[EXERCISE GOAL]
All lines featuring the string "bottom" are to be listed.

+ + + +

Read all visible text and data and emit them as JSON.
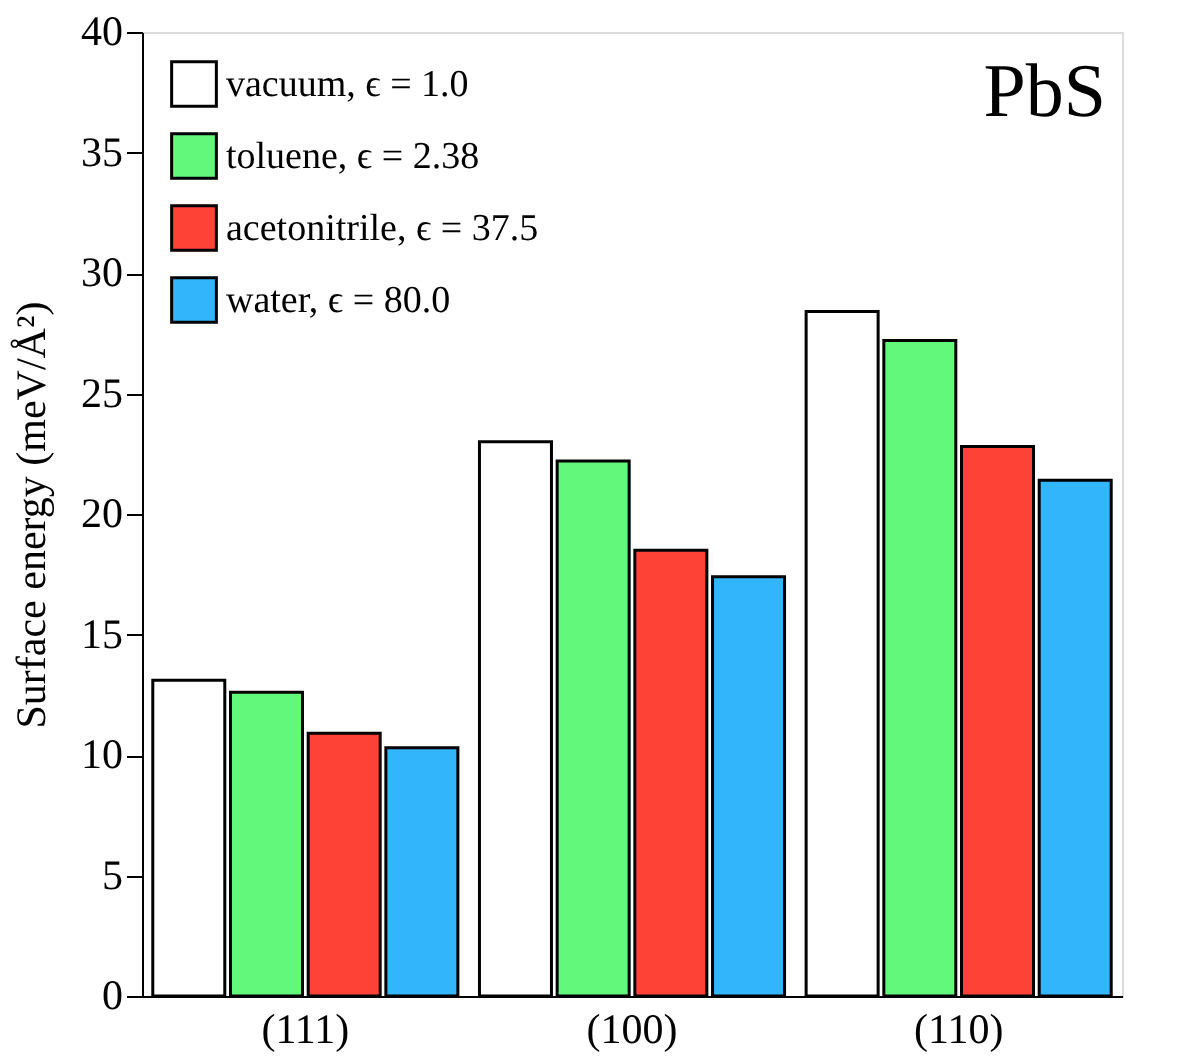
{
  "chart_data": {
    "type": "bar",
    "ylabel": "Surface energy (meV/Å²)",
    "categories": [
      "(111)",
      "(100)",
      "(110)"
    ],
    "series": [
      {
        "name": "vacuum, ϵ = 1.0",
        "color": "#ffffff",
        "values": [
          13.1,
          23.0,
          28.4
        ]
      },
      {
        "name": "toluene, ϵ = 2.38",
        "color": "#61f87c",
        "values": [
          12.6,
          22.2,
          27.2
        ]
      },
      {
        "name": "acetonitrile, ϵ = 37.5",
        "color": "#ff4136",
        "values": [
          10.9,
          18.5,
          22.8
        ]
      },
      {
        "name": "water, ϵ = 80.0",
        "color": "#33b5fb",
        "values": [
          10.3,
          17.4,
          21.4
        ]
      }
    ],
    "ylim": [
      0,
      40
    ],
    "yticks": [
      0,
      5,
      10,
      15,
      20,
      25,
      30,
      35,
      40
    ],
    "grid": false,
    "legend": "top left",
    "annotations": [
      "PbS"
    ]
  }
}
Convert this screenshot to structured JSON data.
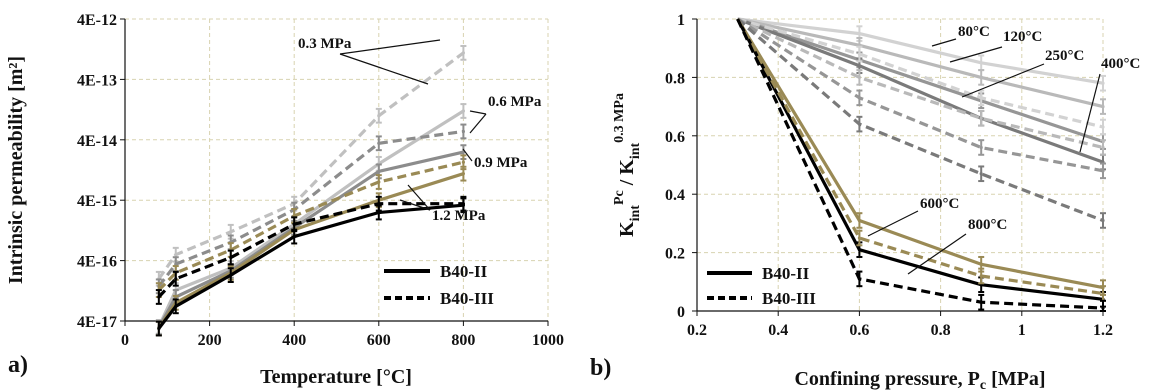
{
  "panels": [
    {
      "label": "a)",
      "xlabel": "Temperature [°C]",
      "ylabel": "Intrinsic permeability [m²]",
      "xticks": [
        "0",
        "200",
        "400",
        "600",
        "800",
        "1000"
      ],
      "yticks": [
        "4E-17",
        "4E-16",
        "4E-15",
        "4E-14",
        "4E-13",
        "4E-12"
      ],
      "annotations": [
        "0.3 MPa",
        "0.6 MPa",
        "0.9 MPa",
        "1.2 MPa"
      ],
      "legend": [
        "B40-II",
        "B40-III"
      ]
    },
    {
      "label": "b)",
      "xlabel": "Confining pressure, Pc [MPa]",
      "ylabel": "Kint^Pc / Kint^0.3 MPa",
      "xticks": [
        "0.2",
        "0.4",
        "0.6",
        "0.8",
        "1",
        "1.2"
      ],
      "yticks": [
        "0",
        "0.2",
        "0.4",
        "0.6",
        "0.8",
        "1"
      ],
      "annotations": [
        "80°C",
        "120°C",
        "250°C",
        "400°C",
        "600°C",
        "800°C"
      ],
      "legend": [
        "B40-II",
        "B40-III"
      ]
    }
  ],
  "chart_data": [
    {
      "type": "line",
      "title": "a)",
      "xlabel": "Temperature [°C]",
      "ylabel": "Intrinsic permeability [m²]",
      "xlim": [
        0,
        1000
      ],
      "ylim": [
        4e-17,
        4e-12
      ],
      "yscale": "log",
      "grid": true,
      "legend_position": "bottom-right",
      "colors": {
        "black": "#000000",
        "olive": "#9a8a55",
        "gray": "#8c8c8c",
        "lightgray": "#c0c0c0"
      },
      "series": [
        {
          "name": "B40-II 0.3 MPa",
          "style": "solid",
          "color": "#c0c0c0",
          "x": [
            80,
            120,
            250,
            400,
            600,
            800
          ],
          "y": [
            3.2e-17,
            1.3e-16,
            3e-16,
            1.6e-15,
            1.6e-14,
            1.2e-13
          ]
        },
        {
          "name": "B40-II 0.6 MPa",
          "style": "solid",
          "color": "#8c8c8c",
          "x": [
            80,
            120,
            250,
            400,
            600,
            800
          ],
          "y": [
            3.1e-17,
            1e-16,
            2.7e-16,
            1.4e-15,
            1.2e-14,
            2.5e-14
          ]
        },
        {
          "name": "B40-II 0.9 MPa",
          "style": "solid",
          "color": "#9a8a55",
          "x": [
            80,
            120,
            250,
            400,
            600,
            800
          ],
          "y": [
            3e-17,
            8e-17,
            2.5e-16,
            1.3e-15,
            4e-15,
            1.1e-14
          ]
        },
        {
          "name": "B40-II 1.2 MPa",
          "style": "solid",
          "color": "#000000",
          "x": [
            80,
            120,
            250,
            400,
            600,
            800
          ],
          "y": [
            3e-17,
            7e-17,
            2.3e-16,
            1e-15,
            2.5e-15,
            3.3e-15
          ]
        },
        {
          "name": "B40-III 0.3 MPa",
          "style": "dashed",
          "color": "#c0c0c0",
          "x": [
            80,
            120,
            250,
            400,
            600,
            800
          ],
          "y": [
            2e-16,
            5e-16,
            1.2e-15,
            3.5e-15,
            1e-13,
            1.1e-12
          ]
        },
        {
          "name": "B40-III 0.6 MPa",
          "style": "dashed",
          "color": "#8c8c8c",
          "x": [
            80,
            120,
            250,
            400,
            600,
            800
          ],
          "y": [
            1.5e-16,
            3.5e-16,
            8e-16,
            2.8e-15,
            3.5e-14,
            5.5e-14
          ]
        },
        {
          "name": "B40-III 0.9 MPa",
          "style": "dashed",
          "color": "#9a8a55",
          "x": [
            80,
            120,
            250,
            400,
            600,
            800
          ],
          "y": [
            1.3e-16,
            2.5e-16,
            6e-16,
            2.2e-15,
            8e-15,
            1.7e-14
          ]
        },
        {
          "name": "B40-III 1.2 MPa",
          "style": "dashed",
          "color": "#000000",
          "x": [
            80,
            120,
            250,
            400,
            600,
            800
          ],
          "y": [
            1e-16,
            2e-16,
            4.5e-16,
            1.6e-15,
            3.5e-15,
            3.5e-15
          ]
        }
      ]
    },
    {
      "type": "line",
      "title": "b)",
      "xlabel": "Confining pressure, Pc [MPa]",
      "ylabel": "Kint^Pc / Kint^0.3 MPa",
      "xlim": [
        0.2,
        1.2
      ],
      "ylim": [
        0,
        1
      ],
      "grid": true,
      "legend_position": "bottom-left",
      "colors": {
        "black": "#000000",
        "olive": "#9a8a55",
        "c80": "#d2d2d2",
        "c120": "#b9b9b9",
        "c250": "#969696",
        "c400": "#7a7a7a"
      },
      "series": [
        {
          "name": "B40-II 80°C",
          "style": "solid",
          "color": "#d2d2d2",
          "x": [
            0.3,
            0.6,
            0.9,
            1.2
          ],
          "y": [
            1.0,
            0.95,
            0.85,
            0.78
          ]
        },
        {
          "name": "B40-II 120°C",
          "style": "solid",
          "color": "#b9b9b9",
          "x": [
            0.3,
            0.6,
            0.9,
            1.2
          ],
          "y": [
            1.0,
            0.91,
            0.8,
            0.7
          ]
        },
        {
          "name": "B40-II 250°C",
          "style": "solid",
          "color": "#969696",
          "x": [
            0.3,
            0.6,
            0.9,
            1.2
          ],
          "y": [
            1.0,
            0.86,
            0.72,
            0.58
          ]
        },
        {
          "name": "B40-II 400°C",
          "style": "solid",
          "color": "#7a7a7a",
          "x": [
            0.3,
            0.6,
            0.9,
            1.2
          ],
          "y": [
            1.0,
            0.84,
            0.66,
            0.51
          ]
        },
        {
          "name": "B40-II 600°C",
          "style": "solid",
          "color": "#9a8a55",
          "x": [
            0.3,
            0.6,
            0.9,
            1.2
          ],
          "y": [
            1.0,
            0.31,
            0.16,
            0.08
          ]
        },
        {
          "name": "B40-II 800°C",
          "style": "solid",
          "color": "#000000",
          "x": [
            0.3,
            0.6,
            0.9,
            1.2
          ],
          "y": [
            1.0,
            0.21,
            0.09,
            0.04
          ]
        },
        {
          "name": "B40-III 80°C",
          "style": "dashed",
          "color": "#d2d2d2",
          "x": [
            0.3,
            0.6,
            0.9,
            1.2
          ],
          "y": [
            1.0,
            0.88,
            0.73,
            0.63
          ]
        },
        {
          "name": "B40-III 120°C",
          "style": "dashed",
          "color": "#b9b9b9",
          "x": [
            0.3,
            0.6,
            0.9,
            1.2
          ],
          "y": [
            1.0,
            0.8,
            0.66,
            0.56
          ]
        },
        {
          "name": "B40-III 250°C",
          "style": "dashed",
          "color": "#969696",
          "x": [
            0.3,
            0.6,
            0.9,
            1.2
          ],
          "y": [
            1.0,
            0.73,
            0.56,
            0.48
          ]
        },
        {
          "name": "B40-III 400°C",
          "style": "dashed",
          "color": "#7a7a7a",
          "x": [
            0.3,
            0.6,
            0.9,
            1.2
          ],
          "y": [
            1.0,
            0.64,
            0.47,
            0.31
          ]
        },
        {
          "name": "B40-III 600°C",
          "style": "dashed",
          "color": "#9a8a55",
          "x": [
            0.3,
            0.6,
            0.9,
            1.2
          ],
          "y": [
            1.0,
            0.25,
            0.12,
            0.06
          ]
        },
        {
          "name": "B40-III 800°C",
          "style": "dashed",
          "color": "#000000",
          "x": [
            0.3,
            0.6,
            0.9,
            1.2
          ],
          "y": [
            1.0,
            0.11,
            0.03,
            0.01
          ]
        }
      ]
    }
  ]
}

+ + + +

[COMPLETED TASK]
      "legend_position": "bottom-right",
      "legend_position": "bottom-left",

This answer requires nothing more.